==== Dataset entries

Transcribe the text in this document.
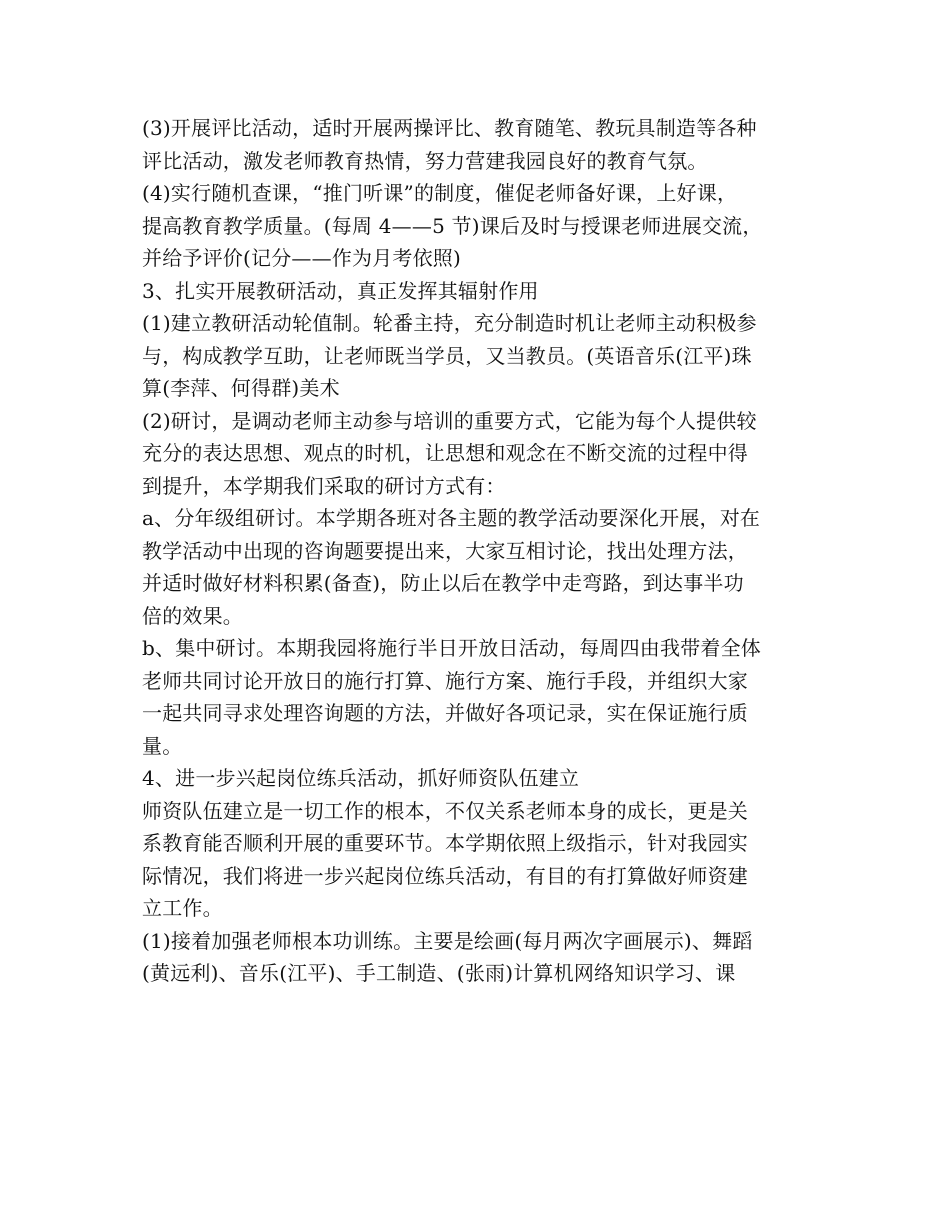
(3)开展评比活动，适时开展两操评比、教育随笔、教玩具制造等各种
评比活动，激发老师教育热情，努力营建我园良好的教育气氛。
(4)实行随机查课，“推门听课”的制度，催促老师备好课，上好课，
提高教育教学质量。(每周 4——5 节)课后及时与授课老师进展交流，
并给予评价(记分——作为月考依照)
3、扎实开展教研活动，真正发挥其辐射作用
(1)建立教研活动轮值制。轮番主持，充分制造时机让老师主动积极参
与，构成教学互助，让老师既当学员，又当教员。(英语音乐(江平)珠
算(李萍、何得群)美术
(2)研讨，是调动老师主动参与培训的重要方式，它能为每个人提供较
充分的表达思想、观点的时机，让思想和观念在不断交流的过程中得
到提升，本学期我们采取的研讨方式有：
a、分年级组研讨。本学期各班对各主题的教学活动要深化开展，对在
教学活动中出现的咨询题要提出来，大家互相讨论，找出处理方法，
并适时做好材料积累(备查)，防止以后在教学中走弯路，到达事半功
倍的效果。
b、集中研讨。本期我园将施行半日开放日活动，每周四由我带着全体
老师共同讨论开放日的施行打算、施行方案、施行手段，并组织大家
一起共同寻求处理咨询题的方法，并做好各项记录，实在保证施行质
量。
4、进一步兴起岗位练兵活动，抓好师资队伍建立
师资队伍建立是一切工作的根本，不仅关系老师本身的成长，更是关
系教育能否顺利开展的重要环节。本学期依照上级指示，针对我园实
际情况，我们将进一步兴起岗位练兵活动，有目的有打算做好师资建
立工作。
(1)接着加强老师根本功训练。主要是绘画(每月两次字画展示)、舞蹈
(黄远利)、音乐(江平)、手工制造、(张雨)计算机网络知识学习、课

========

• Task: Leave out the pictures and copy the rest of the material above exactly.

• The completed task:
Transcribe the text in this document.
(3)开展评比活动，适时开展两操评比、教育随笔、教玩具制造等各种
评比活动，激发老师教育热情，努力营建我园良好的教育气氛。
(4)实行随机查课，“推门听课”的制度，催促老师备好课，上好课，
提高教育教学质量。(每周 4——5 节)课后及时与授课老师进展交流，
并给予评价(记分——作为月考依照)
3、扎实开展教研活动，真正发挥其辐射作用
(1)建立教研活动轮值制。轮番主持，充分制造时机让老师主动积极参
与，构成教学互助，让老师既当学员，又当教员。(英语音乐(江平)珠
算(李萍、何得群)美术
(2)研讨，是调动老师主动参与培训的重要方式，它能为每个人提供较
充分的表达思想、观点的时机，让思想和观念在不断交流的过程中得
到提升，本学期我们采取的研讨方式有：
a、分年级组研讨。本学期各班对各主题的教学活动要深化开展，对在
教学活动中出现的咨询题要提出来，大家互相讨论，找出处理方法，
并适时做好材料积累(备查)，防止以后在教学中走弯路，到达事半功
倍的效果。
b、集中研讨。本期我园将施行半日开放日活动，每周四由我带着全体
老师共同讨论开放日的施行打算、施行方案、施行手段，并组织大家
一起共同寻求处理咨询题的方法，并做好各项记录，实在保证施行质
量。
4、进一步兴起岗位练兵活动，抓好师资队伍建立
师资队伍建立是一切工作的根本，不仅关系老师本身的成长，更是关
系教育能否顺利开展的重要环节。本学期依照上级指示，针对我园实
际情况，我们将进一步兴起岗位练兵活动，有目的有打算做好师资建
立工作。
(1)接着加强老师根本功训练。主要是绘画(每月两次字画展示)、舞蹈
(黄远利)、音乐(江平)、手工制造、(张雨)计算机网络知识学习、课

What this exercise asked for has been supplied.